Request: Transcribe nothing but the lines from the one with "Give me the" to the end of the entries, both included, keeping each exact and leaving every picture out.

====

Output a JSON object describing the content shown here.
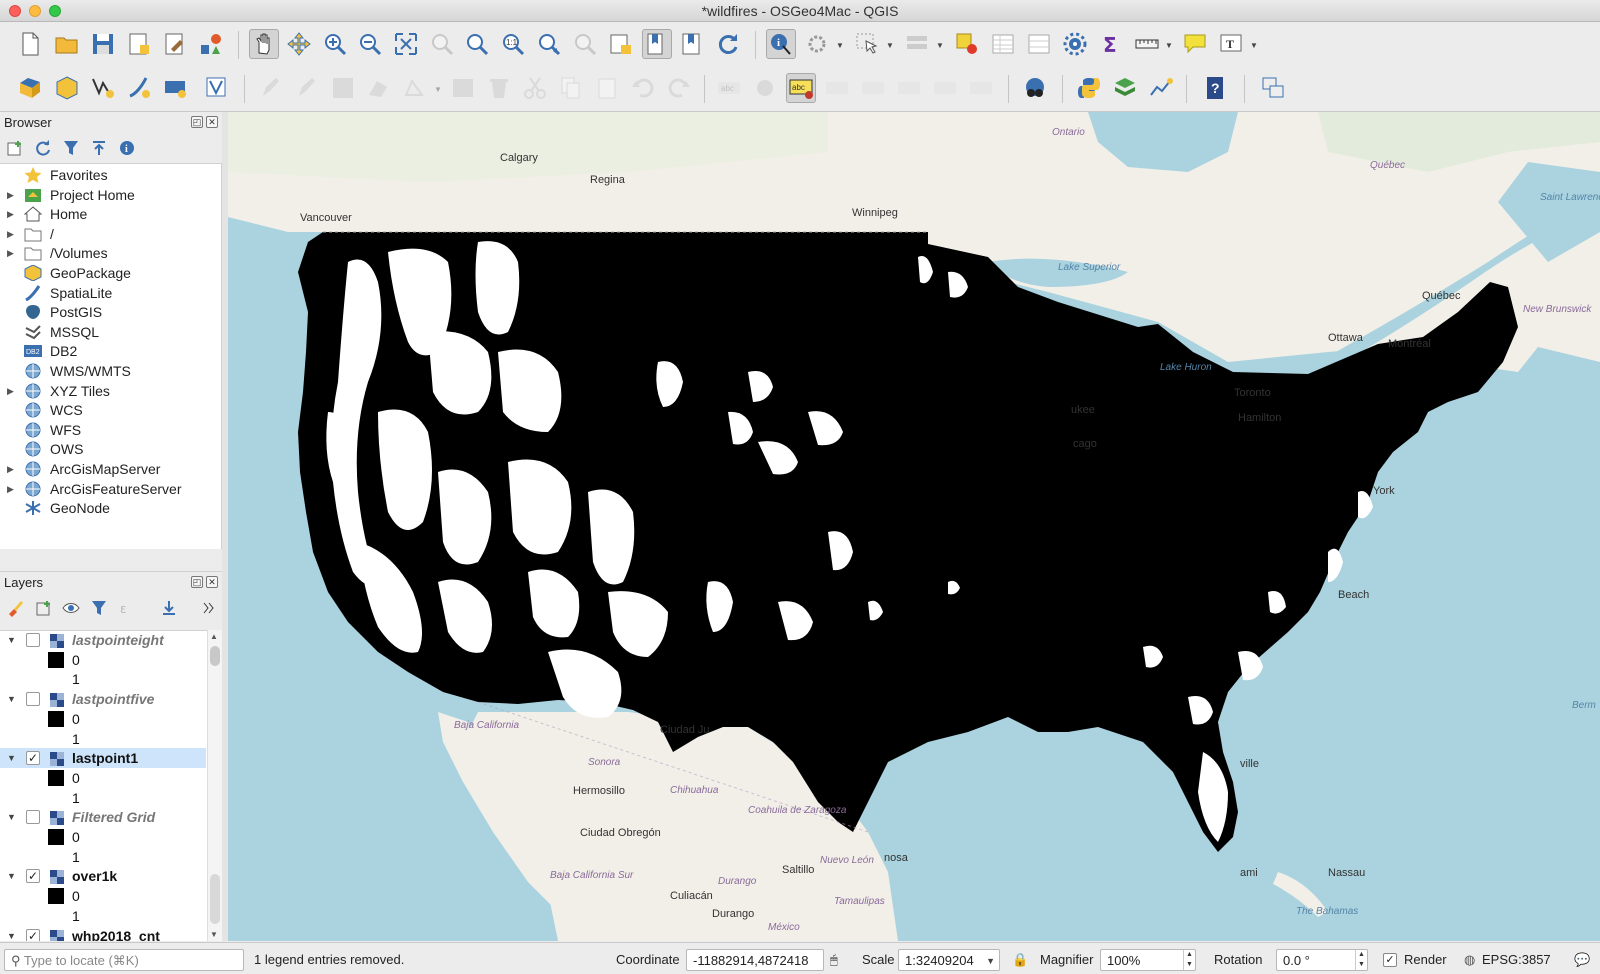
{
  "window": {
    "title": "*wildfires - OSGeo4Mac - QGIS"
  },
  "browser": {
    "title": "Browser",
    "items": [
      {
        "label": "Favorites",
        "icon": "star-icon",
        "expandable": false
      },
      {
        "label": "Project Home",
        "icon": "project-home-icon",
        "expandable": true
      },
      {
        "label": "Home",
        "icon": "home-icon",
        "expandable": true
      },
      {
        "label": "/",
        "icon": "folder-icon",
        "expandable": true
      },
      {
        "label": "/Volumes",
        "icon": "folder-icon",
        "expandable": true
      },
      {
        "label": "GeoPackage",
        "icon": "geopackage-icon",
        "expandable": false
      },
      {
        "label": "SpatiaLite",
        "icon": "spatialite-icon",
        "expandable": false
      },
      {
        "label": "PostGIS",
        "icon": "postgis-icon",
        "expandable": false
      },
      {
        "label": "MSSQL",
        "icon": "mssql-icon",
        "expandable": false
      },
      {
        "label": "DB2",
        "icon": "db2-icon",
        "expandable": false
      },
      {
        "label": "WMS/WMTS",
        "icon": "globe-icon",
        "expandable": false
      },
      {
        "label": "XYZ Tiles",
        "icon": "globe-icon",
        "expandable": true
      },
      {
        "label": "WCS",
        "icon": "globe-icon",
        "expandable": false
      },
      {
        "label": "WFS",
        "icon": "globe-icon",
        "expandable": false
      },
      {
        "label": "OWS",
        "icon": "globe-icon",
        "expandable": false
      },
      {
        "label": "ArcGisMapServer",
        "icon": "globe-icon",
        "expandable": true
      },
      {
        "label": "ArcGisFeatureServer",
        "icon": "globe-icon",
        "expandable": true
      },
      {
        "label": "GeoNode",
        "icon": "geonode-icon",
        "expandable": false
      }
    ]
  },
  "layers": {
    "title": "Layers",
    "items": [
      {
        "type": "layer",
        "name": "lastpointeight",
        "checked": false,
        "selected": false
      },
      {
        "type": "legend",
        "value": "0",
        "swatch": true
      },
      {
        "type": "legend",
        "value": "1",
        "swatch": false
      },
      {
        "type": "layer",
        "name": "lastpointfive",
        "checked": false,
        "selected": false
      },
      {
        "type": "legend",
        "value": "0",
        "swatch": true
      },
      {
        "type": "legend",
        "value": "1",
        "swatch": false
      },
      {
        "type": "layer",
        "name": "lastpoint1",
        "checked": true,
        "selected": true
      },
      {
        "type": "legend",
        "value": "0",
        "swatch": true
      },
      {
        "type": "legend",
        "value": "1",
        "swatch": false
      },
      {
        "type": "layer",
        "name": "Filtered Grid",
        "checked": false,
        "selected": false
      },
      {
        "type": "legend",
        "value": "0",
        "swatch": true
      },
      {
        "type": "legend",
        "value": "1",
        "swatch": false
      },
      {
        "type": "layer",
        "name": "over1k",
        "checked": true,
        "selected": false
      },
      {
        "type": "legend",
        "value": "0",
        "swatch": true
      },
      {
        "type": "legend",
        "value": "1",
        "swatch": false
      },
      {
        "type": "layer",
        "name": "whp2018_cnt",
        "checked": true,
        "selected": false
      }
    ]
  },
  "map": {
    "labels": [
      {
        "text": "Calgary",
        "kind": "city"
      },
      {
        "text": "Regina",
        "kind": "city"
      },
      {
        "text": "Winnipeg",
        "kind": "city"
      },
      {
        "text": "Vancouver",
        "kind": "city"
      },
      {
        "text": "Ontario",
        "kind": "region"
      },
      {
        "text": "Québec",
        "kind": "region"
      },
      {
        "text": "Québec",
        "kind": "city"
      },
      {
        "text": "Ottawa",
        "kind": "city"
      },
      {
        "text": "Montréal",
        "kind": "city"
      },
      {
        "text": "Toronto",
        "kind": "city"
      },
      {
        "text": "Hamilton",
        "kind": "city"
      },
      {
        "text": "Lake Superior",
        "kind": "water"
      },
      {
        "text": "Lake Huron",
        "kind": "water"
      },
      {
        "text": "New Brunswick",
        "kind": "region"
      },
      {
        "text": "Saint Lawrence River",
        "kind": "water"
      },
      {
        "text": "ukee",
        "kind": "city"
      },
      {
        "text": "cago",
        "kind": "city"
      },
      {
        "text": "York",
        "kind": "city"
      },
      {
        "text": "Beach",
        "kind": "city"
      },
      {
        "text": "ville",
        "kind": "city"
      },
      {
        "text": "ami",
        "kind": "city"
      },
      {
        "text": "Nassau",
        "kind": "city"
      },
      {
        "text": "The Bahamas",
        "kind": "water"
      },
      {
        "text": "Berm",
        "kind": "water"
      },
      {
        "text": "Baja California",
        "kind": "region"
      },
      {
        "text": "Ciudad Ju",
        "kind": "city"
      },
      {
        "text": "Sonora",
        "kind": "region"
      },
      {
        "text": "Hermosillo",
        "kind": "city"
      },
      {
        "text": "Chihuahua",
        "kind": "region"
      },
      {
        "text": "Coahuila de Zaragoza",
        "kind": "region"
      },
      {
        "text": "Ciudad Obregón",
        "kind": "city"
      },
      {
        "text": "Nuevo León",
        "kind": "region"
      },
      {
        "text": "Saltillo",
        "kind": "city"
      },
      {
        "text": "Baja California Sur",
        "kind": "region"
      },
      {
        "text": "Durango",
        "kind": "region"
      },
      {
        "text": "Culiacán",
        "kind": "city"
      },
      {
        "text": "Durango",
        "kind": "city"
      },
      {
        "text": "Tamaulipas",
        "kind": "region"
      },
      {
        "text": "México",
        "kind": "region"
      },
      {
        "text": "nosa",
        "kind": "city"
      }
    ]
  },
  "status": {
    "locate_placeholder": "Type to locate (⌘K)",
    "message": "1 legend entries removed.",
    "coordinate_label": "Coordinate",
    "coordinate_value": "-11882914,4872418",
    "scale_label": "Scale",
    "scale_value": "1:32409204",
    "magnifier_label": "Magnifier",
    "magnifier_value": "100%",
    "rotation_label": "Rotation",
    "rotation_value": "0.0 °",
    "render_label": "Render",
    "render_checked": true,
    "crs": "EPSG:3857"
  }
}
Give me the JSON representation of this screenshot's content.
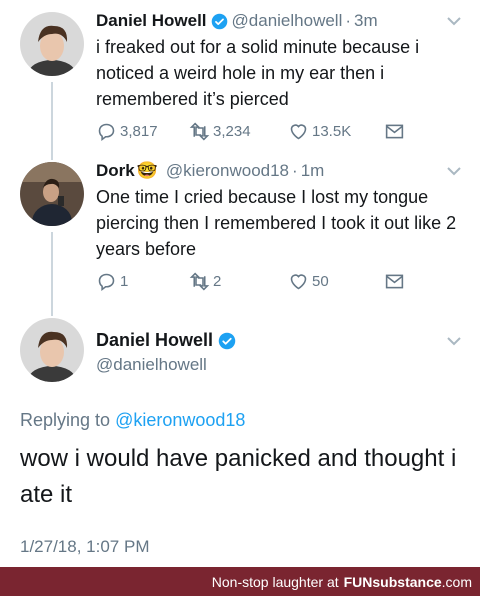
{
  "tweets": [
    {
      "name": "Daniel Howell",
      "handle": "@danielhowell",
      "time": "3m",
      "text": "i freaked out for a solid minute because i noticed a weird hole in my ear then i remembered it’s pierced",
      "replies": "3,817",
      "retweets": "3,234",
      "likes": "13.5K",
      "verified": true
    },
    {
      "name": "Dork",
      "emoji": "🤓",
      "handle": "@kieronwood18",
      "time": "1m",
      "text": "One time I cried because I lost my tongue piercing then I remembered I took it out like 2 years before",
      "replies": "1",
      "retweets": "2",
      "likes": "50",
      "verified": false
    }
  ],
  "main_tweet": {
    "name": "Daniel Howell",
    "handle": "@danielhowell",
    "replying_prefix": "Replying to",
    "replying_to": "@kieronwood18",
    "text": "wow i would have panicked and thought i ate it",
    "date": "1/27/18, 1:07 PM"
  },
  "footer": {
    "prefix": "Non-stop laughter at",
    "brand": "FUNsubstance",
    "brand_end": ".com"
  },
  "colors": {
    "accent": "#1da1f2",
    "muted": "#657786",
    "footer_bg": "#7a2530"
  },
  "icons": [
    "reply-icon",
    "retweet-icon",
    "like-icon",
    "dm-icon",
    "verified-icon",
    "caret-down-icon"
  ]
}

====

Solution to this exercise:
Give me the JSON representation of this screenshot's content.
{
  "tweets": [
    {
      "name": "Daniel Howell",
      "handle": "@danielhowell",
      "time": "3m",
      "text": "i freaked out for a solid minute because i noticed a weird hole in my ear then i remembered it’s pierced",
      "replies": "3,817",
      "retweets": "3,234",
      "likes": "13.5K",
      "verified": true
    },
    {
      "name": "Dork",
      "emoji": "🤓",
      "handle": "@kieronwood18",
      "time": "1m",
      "text": "One time I cried because I lost my tongue piercing then I remembered I took it out like 2 years before",
      "replies": "1",
      "retweets": "2",
      "likes": "50",
      "verified": false
    }
  ],
  "main_tweet": {
    "name": "Daniel Howell",
    "handle": "@danielhowell",
    "replying_prefix": "Replying to",
    "replying_to": "@kieronwood18",
    "text": "wow i would have panicked and thought i ate it",
    "date": "1/27/18, 1:07 PM"
  },
  "footer": {
    "prefix": "Non-stop laughter at",
    "brand": "FUNsubstance",
    "brand_end": ".com"
  },
  "colors": {
    "accent": "#1da1f2",
    "muted": "#657786",
    "footer_bg": "#7a2530"
  },
  "icons": [
    "reply-icon",
    "retweet-icon",
    "like-icon",
    "dm-icon",
    "verified-icon",
    "caret-down-icon"
  ]
}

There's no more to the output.